--- EXERCISE MATERIAL ---
╭──

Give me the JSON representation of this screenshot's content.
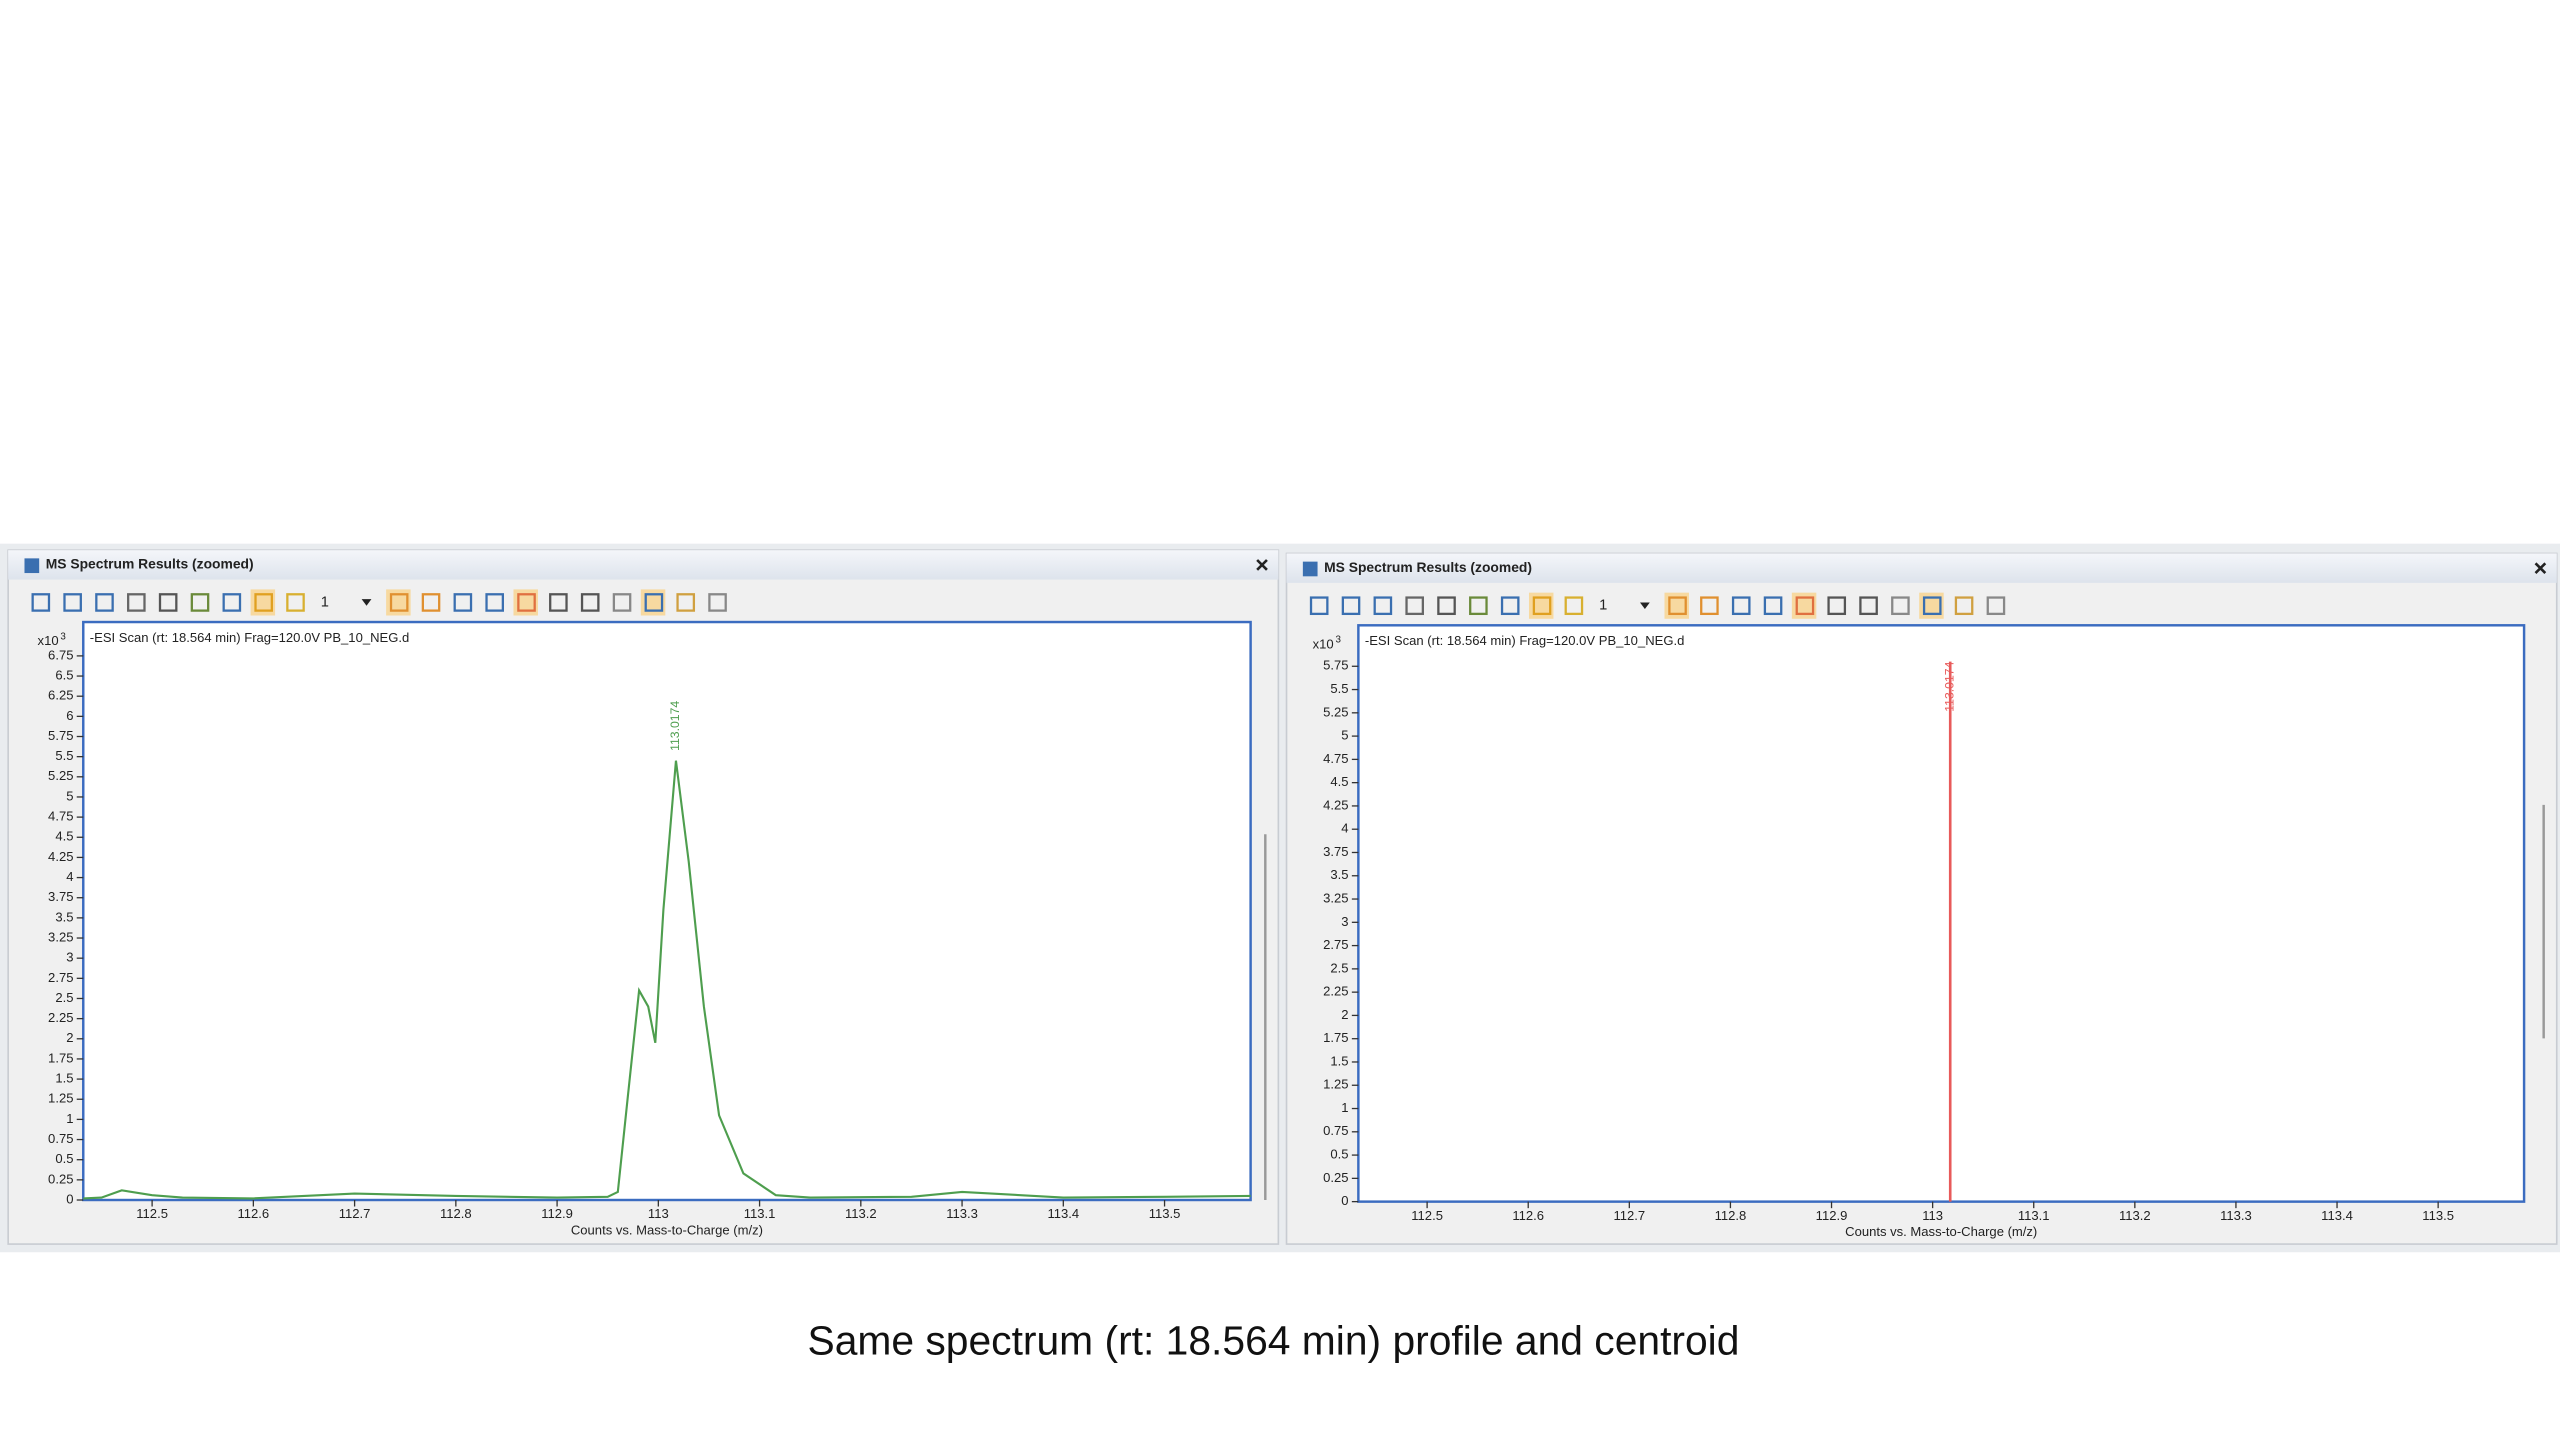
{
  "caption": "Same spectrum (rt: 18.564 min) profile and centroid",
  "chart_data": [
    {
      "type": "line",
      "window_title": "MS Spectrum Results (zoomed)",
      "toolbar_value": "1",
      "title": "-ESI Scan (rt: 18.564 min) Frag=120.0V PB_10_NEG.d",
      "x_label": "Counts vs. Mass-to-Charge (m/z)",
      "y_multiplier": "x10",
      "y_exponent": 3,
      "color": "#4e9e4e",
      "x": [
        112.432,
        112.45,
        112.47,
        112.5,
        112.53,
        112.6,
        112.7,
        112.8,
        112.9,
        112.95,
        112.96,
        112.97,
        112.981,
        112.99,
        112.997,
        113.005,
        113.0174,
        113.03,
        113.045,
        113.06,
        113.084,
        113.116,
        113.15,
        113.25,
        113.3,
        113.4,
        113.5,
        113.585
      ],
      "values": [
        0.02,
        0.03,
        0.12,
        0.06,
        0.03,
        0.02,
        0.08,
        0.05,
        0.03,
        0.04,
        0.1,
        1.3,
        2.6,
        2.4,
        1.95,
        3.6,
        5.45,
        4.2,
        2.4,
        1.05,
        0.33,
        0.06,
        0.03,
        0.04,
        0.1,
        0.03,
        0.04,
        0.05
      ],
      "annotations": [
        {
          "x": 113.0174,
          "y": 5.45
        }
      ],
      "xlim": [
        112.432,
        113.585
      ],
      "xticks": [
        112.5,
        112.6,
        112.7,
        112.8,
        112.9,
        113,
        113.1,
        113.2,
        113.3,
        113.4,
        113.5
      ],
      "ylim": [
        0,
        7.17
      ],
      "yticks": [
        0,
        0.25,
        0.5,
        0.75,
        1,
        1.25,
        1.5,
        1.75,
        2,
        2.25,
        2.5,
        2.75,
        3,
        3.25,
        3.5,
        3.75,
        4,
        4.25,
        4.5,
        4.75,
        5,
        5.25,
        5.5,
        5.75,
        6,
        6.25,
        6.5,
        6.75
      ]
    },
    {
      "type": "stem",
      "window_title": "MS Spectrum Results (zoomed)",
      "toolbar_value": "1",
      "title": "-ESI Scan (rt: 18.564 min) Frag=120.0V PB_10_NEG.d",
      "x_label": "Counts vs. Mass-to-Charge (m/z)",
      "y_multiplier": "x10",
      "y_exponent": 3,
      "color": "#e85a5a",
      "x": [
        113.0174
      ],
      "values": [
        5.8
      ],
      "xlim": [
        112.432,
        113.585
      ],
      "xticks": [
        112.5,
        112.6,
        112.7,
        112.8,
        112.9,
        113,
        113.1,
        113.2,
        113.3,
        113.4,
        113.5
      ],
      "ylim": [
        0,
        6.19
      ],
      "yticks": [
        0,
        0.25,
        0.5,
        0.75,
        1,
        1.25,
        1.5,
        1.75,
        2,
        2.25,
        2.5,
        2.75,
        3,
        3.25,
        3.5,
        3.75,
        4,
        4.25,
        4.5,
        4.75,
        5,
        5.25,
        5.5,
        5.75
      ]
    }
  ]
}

╰──

--- WORK TO COMPLETE ---
Pictures are to be left out; the records above must be repeated word for word.

--- PROBLEM SOLUTION ---
Give me the JSON representation of this screenshot's content.
{
  "caption": "Same spectrum (rt: 18.564 min) profile and centroid",
  "chart_data": [
    {
      "type": "line",
      "window_title": "MS Spectrum Results (zoomed)",
      "toolbar_value": "1",
      "title": "-ESI Scan (rt: 18.564 min) Frag=120.0V PB_10_NEG.d",
      "x_label": "Counts vs. Mass-to-Charge (m/z)",
      "y_multiplier": "x10",
      "y_exponent": 3,
      "color": "#4e9e4e",
      "x": [
        112.432,
        112.45,
        112.47,
        112.5,
        112.53,
        112.6,
        112.7,
        112.8,
        112.9,
        112.95,
        112.96,
        112.97,
        112.981,
        112.99,
        112.997,
        113.005,
        113.0174,
        113.03,
        113.045,
        113.06,
        113.084,
        113.116,
        113.15,
        113.25,
        113.3,
        113.4,
        113.5,
        113.585
      ],
      "values": [
        0.02,
        0.03,
        0.12,
        0.06,
        0.03,
        0.02,
        0.08,
        0.05,
        0.03,
        0.04,
        0.1,
        1.3,
        2.6,
        2.4,
        1.95,
        3.6,
        5.45,
        4.2,
        2.4,
        1.05,
        0.33,
        0.06,
        0.03,
        0.04,
        0.1,
        0.03,
        0.04,
        0.05
      ],
      "annotations": [
        {
          "x": 113.0174,
          "y": 5.45
        }
      ],
      "xlim": [
        112.432,
        113.585
      ],
      "xticks": [
        112.5,
        112.6,
        112.7,
        112.8,
        112.9,
        113,
        113.1,
        113.2,
        113.3,
        113.4,
        113.5
      ],
      "ylim": [
        0,
        7.17
      ],
      "yticks": [
        0,
        0.25,
        0.5,
        0.75,
        1,
        1.25,
        1.5,
        1.75,
        2,
        2.25,
        2.5,
        2.75,
        3,
        3.25,
        3.5,
        3.75,
        4,
        4.25,
        4.5,
        4.75,
        5,
        5.25,
        5.5,
        5.75,
        6,
        6.25,
        6.5,
        6.75
      ]
    },
    {
      "type": "stem",
      "window_title": "MS Spectrum Results (zoomed)",
      "toolbar_value": "1",
      "title": "-ESI Scan (rt: 18.564 min) Frag=120.0V PB_10_NEG.d",
      "x_label": "Counts vs. Mass-to-Charge (m/z)",
      "y_multiplier": "x10",
      "y_exponent": 3,
      "color": "#e85a5a",
      "x": [
        113.0174
      ],
      "values": [
        5.8
      ],
      "xlim": [
        112.432,
        113.585
      ],
      "xticks": [
        112.5,
        112.6,
        112.7,
        112.8,
        112.9,
        113,
        113.1,
        113.2,
        113.3,
        113.4,
        113.5
      ],
      "ylim": [
        0,
        6.19
      ],
      "yticks": [
        0,
        0.25,
        0.5,
        0.75,
        1,
        1.25,
        1.5,
        1.75,
        2,
        2.25,
        2.5,
        2.75,
        3,
        3.25,
        3.5,
        3.75,
        4,
        4.25,
        4.5,
        4.75,
        5,
        5.25,
        5.5,
        5.75
      ]
    }
  ]
}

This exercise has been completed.